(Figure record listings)
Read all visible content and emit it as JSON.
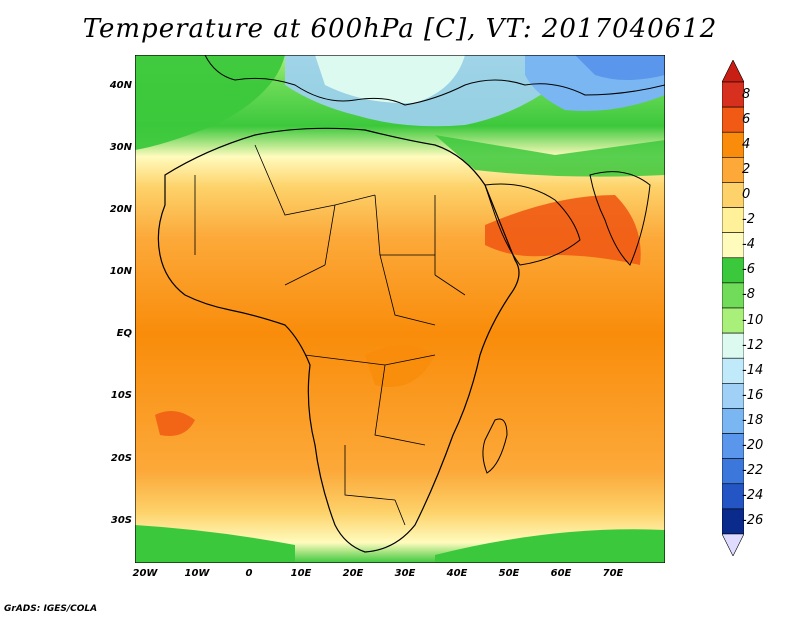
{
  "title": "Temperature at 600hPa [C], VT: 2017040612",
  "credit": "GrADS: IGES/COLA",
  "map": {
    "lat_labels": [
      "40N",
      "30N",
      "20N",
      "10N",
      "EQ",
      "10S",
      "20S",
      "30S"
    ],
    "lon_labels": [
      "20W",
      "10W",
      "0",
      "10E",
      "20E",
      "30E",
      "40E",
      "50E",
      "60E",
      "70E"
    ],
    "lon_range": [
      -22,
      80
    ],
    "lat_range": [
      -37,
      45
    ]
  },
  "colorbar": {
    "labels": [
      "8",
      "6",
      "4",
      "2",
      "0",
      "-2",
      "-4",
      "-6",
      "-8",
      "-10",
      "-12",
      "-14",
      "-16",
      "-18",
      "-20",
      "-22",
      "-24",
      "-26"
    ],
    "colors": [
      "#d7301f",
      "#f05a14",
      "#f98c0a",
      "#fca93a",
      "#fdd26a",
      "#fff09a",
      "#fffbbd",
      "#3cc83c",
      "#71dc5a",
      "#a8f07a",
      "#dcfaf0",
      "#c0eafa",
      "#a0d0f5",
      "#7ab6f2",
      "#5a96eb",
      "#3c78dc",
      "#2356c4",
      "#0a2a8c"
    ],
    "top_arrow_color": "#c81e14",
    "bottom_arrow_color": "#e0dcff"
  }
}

--

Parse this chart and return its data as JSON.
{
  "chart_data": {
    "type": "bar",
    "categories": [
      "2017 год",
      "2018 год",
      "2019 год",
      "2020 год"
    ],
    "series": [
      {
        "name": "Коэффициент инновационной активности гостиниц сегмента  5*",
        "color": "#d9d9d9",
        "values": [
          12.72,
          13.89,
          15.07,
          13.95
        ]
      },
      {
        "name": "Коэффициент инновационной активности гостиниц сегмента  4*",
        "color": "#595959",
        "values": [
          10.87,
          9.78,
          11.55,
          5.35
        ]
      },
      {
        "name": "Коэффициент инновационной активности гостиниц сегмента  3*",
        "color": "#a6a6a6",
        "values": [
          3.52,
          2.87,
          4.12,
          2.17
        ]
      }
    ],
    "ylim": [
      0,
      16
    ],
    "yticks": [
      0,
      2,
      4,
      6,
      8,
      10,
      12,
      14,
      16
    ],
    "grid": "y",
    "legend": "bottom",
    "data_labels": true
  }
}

#### Task instructions:
Pick out and copy every line that contains the word "инновационной".

#### Reply to the task:
        "name": "Коэффициент инновационной активности гостиниц сегмента  5*",
        "name": "Коэффициент инновационной активности гостиниц сегмента  4*",
        "name": "Коэффициент инновационной активности гостиниц сегмента  3*",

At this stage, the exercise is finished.